* _PROBLEM REQUIREMENTS_: Write out all of the entries exactly as given.

Part of a data file
** start **

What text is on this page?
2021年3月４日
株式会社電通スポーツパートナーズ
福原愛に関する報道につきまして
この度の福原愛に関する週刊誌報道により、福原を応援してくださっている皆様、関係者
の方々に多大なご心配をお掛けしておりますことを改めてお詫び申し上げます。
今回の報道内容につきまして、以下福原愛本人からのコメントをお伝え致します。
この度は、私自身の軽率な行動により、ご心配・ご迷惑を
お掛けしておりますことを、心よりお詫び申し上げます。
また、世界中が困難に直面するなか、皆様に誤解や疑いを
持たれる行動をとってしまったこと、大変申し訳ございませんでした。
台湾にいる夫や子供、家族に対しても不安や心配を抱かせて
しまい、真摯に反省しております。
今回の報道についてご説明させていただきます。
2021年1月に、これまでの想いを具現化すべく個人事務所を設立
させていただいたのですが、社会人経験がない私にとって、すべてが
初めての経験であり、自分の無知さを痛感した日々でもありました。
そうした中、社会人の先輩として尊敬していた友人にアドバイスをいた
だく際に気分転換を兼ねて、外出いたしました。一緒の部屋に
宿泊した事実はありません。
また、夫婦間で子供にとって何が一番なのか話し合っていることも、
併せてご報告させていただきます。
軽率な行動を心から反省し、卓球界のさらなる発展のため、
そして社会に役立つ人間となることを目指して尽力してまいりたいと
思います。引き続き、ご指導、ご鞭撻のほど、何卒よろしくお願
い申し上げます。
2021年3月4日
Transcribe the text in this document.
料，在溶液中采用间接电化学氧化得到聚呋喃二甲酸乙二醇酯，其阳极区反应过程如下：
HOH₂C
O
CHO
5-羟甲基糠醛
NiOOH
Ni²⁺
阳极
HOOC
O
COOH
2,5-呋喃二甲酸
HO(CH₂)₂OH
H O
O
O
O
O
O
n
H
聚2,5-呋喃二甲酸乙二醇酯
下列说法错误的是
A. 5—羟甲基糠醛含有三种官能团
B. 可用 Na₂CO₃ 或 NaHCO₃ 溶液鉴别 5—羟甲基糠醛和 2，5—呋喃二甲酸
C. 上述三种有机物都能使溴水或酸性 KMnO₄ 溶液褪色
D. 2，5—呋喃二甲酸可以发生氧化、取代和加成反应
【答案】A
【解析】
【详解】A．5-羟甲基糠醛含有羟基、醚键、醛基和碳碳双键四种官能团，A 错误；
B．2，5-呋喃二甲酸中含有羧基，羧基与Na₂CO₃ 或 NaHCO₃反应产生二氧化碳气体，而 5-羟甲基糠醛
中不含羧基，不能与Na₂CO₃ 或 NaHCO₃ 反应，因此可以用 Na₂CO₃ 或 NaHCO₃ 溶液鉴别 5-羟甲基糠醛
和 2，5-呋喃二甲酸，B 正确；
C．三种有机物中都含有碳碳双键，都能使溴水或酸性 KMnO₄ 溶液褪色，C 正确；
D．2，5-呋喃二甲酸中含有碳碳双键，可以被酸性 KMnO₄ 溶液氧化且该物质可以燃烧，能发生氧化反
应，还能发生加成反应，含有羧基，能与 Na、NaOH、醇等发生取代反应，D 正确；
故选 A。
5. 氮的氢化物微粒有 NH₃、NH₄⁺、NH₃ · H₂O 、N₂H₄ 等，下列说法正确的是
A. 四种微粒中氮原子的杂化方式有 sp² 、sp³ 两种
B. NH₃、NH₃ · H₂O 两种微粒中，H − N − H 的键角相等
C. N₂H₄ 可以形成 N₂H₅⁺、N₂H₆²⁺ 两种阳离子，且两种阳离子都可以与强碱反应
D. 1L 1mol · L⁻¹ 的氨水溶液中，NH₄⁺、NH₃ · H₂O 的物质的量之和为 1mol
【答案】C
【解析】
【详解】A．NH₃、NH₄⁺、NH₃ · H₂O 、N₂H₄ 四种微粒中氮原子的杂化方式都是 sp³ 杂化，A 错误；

** end **

* _WORKED SOLUTION_:
What text is on this page?
2021年3月４日
株式会社電通スポーツパートナーズ
福原愛に関する報道につきまして
この度の福原愛に関する週刊誌報道により、福原を応援してくださっている皆様、関係者
の方々に多大なご心配をお掛けしておりますことを改めてお詫び申し上げます。
今回の報道内容につきまして、以下福原愛本人からのコメントをお伝え致します。
この度は、私自身の軽率な行動により、ご心配・ご迷惑を
お掛けしておりますことを、心よりお詫び申し上げます。
また、世界中が困難に直面するなか、皆様に誤解や疑いを
持たれる行動をとってしまったこと、大変申し訳ございませんでした。
台湾にいる夫や子供、家族に対しても不安や心配を抱かせて
しまい、真摯に反省しております。
今回の報道についてご説明させていただきます。
2021年1月に、これまでの想いを具現化すべく個人事務所を設立
させていただいたのですが、社会人経験がない私にとって、すべてが
初めての経験であり、自分の無知さを痛感した日々でもありました。
そうした中、社会人の先輩として尊敬していた友人にアドバイスをいた
だく際に気分転換を兼ねて、外出いたしました。一緒の部屋に
宿泊した事実はありません。
また、夫婦間で子供にとって何が一番なのか話し合っていることも、
併せてご報告させていただきます。
軽率な行動を心から反省し、卓球界のさらなる発展のため、
そして社会に役立つ人間となることを目指して尽力してまいりたいと
思います。引き続き、ご指導、ご鞭撻のほど、何卒よろしくお願
い申し上げます。
2021年3月4日
Transcribe the text in this document.
料，在溶液中采用间接电化学氧化得到聚呋喃二甲酸乙二醇酯，其阳极区反应过程如下：
HOH₂C
O
CHO
5-羟甲基糠醛
NiOOH
Ni²⁺
阳极
HOOC
O
COOH
2,5-呋喃二甲酸
HO(CH₂)₂OH
H O
O
O
O
O
O
n
H
聚2,5-呋喃二甲酸乙二醇酯
下列说法错误的是
A. 5—羟甲基糠醛含有三种官能团
B. 可用 Na₂CO₃ 或 NaHCO₃ 溶液鉴别 5—羟甲基糠醛和 2，5—呋喃二甲酸
C. 上述三种有机物都能使溴水或酸性 KMnO₄ 溶液褪色
D. 2，5—呋喃二甲酸可以发生氧化、取代和加成反应
【答案】A
【解析】
【详解】A．5-羟甲基糠醛含有羟基、醚键、醛基和碳碳双键四种官能团，A 错误；
B．2，5-呋喃二甲酸中含有羧基，羧基与Na₂CO₃ 或 NaHCO₃反应产生二氧化碳气体，而 5-羟甲基糠醛
中不含羧基，不能与Na₂CO₃ 或 NaHCO₃ 反应，因此可以用 Na₂CO₃ 或 NaHCO₃ 溶液鉴别 5-羟甲基糠醛
和 2，5-呋喃二甲酸，B 正确；
C．三种有机物中都含有碳碳双键，都能使溴水或酸性 KMnO₄ 溶液褪色，C 正确；
D．2，5-呋喃二甲酸中含有碳碳双键，可以被酸性 KMnO₄ 溶液氧化且该物质可以燃烧，能发生氧化反
应，还能发生加成反应，含有羧基，能与 Na、NaOH、醇等发生取代反应，D 正确；
故选 A。
5. 氮的氢化物微粒有 NH₃、NH₄⁺、NH₃ · H₂O 、N₂H₄ 等，下列说法正确的是
A. 四种微粒中氮原子的杂化方式有 sp² 、sp³ 两种
B. NH₃、NH₃ · H₂O 两种微粒中，H − N − H 的键角相等
C. N₂H₄ 可以形成 N₂H₅⁺、N₂H₆²⁺ 两种阳离子，且两种阳离子都可以与强碱反应
D. 1L 1mol · L⁻¹ 的氨水溶液中，NH₄⁺、NH₃ · H₂O 的物质的量之和为 1mol
【答案】C
【解析】
【详解】A．NH₃、NH₄⁺、NH₃ · H₂O 、N₂H₄ 四种微粒中氮原子的杂化方式都是 sp³ 杂化，A 错误；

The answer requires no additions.